Stored items:
----------

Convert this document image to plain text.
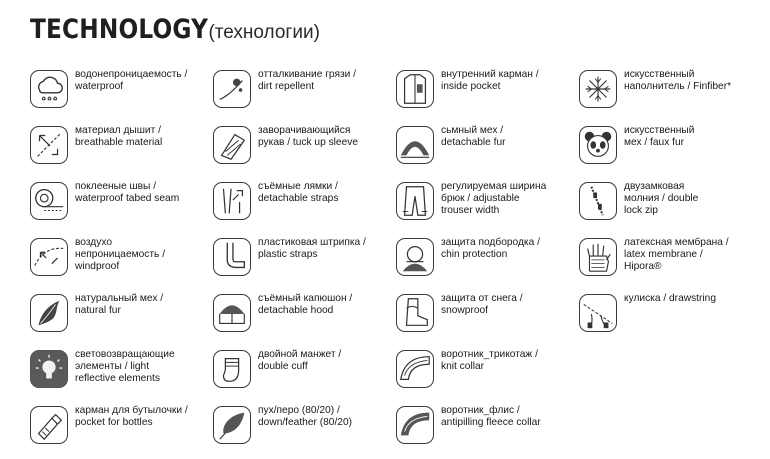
TECHNOLOGY (технологии)
водонепроницаемость /
waterproof
материал дышит /
breathable material
поклееные швы /
waterproof tabed seam
воздухо
непроницаемость /
windproof
натуральный мех /
natural fur
световозвращающие
элементы / light
reflective elements
карман для бутылочки /
pocket for bottles
отталкивание грязи /
dirt repellent
заворачивающийся
рукав / tuck up sleeve
съёмные лямки /
detachable straps
пластиковая штрипка /
plastic straps
съёмный капюшон /
detachable hood
двойной манжет /
double cuff
пух/перо (80/20) /
down/feather (80/20)
внутренний карман /
inside pocket
сьмный мех /
detachable fur
регулируемая ширина
брюк / adjustable
trouser width
защита подбородка /
chin protection
защита от снега /
snowproof
воротник_трикотаж /
knit collar
воротник_флис /
antipilling fleece collar
искусственный
наполнитель / Finfiber*
искусственный
мех / faux fur
двузамковая
молния / double
lock zip
латексная мембрана /
latex membrane /
Hipora®
кулиска / drawstring
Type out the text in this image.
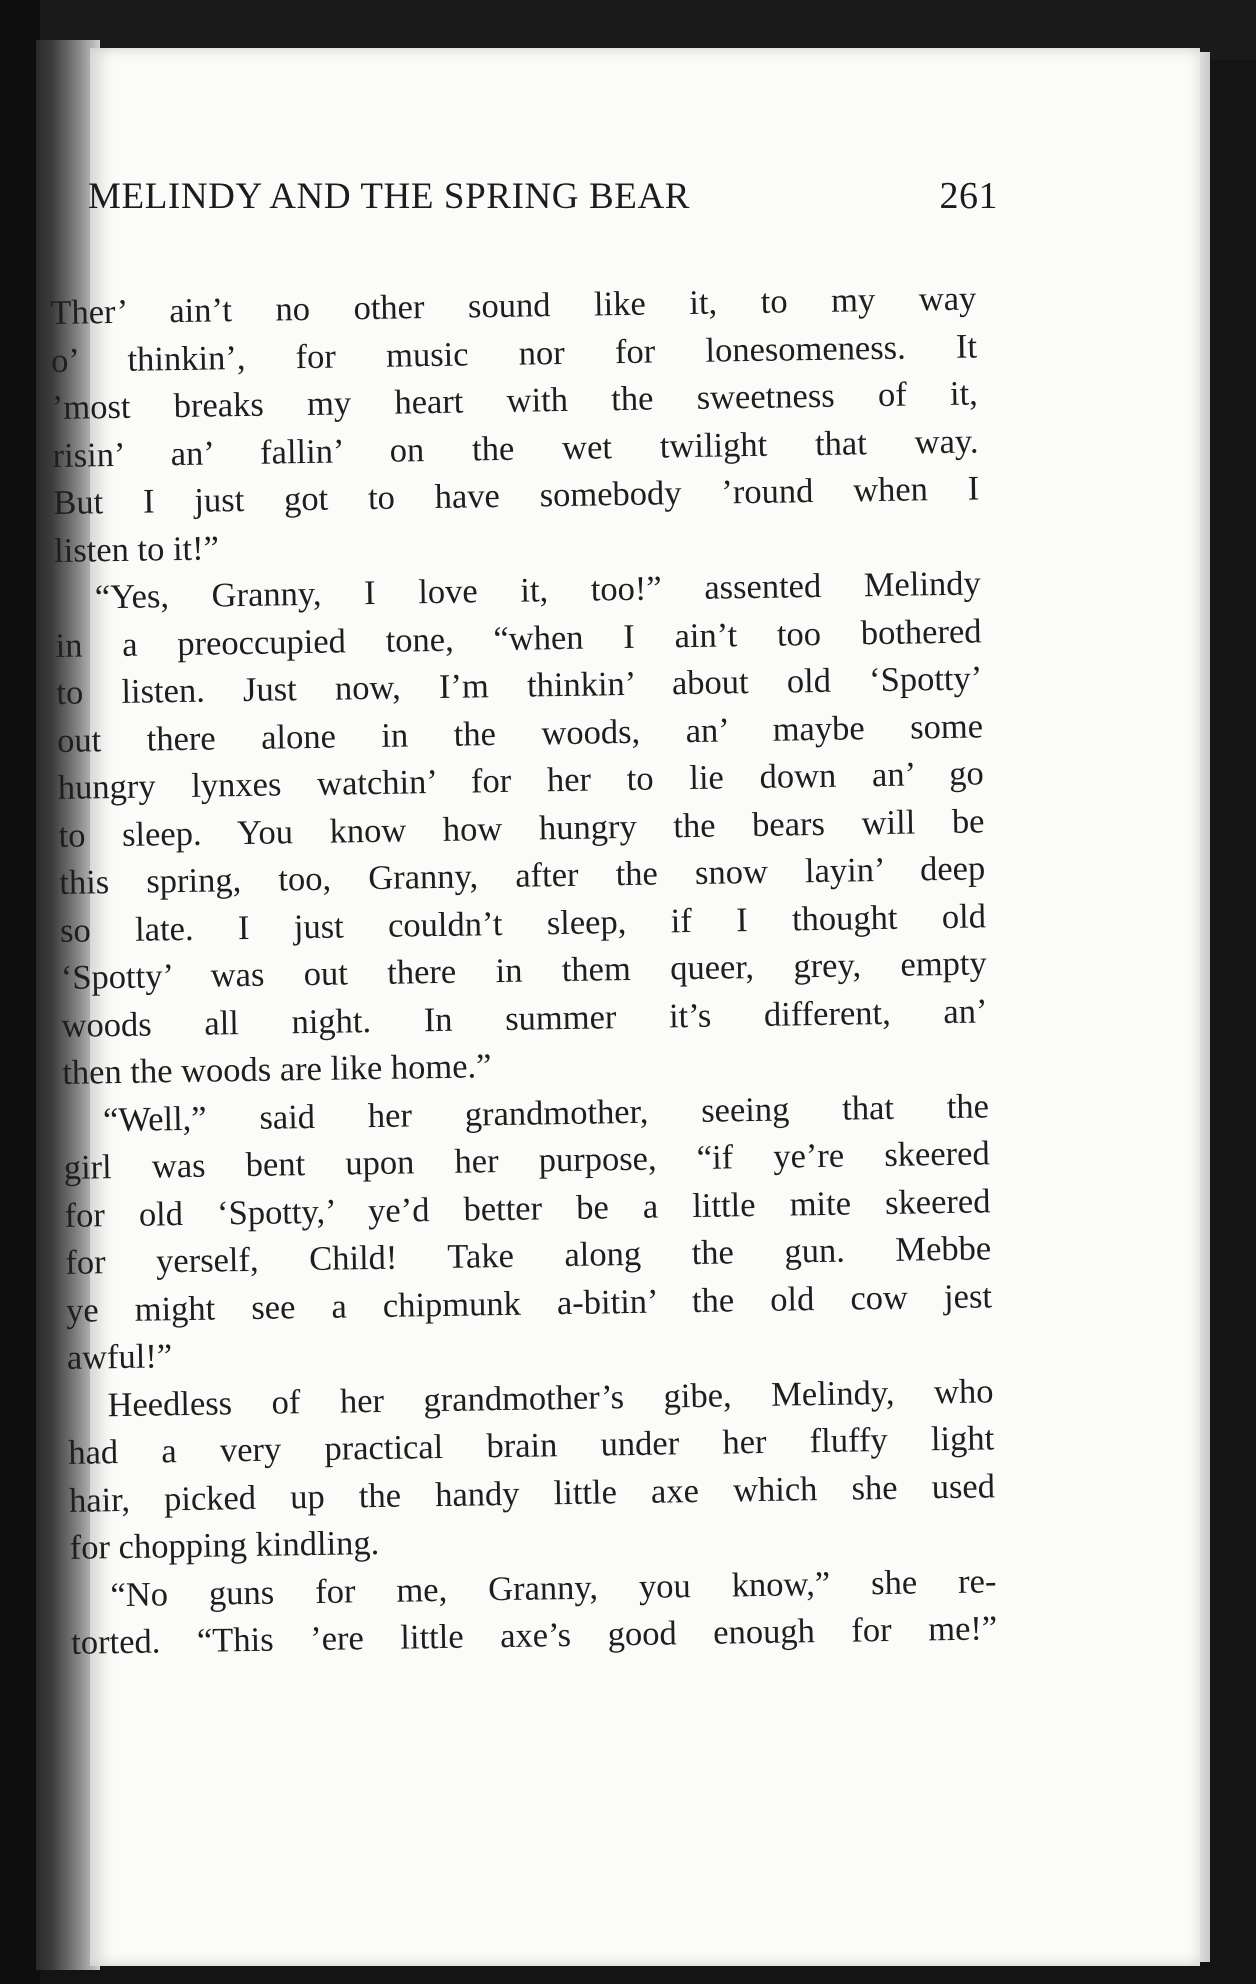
MELINDY AND THE SPRING BEAR	261
Ther’ ain’t no other sound like it, to my way
o’ thinkin’, for music nor for lonesomeness. It
’most breaks my heart with the sweetness of it,
risin’ an’ fallin’ on the wet twilight that way.
But I just got to have somebody ’round when I
listen to it!”
“Yes, Granny, I love it, too!” assented Melindy
in a preoccupied tone, “when I ain’t too bothered
to listen. Just now, I’m thinkin’ about old ‘Spotty’
out there alone in the woods, an’ maybe some
hungry lynxes watchin’ for her to lie down an’ go
to sleep. You know how hungry the bears will be
this spring, too, Granny, after the snow layin’ deep
so late. I just couldn’t sleep, if I thought old
‘Spotty’ was out there in them queer, grey, empty
woods all night. In summer it’s different, an’
then the woods are like home.”
“Well,” said her grandmother, seeing that the
girl was bent upon her purpose, “if ye’re skeered
for old ‘Spotty,’ ye’d better be a little mite skeered
for yerself, Child! Take along the gun. Mebbe
ye might see a chipmunk a-bitin’ the old cow jest
awful!”
Heedless of her grandmother’s gibe, Melindy, who
had a very practical brain under her fluffy light
hair, picked up the handy little axe which she used
for chopping kindling.
“No guns for me, Granny, you know,” she re-
torted. “This ’ere little axe’s good enough for me!”
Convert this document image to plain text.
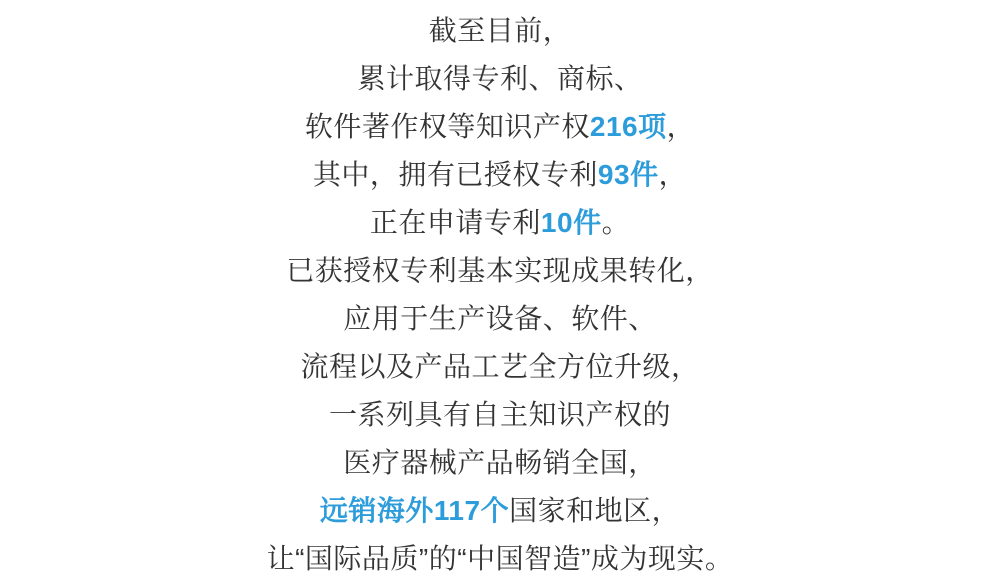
截至目前，

累计取得专利、商标、

软件著作权等知识产权216项，

其中，拥有已授权专利93件，

正在申请专利10件。

已获授权专利基本实现成果转化，

应用于生产设备、软件、

流程以及产品工艺全方位升级，

一系列具有自主知识产权的

医疗器械产品畅销全国，

远销海外117个国家和地区，

让“国际品质”的“中国智造”成为现实。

----------

What is expected: Search the data above for the word "collar", then gather each line in which it appears.

Task result:
knit collar
antipilling fleece collar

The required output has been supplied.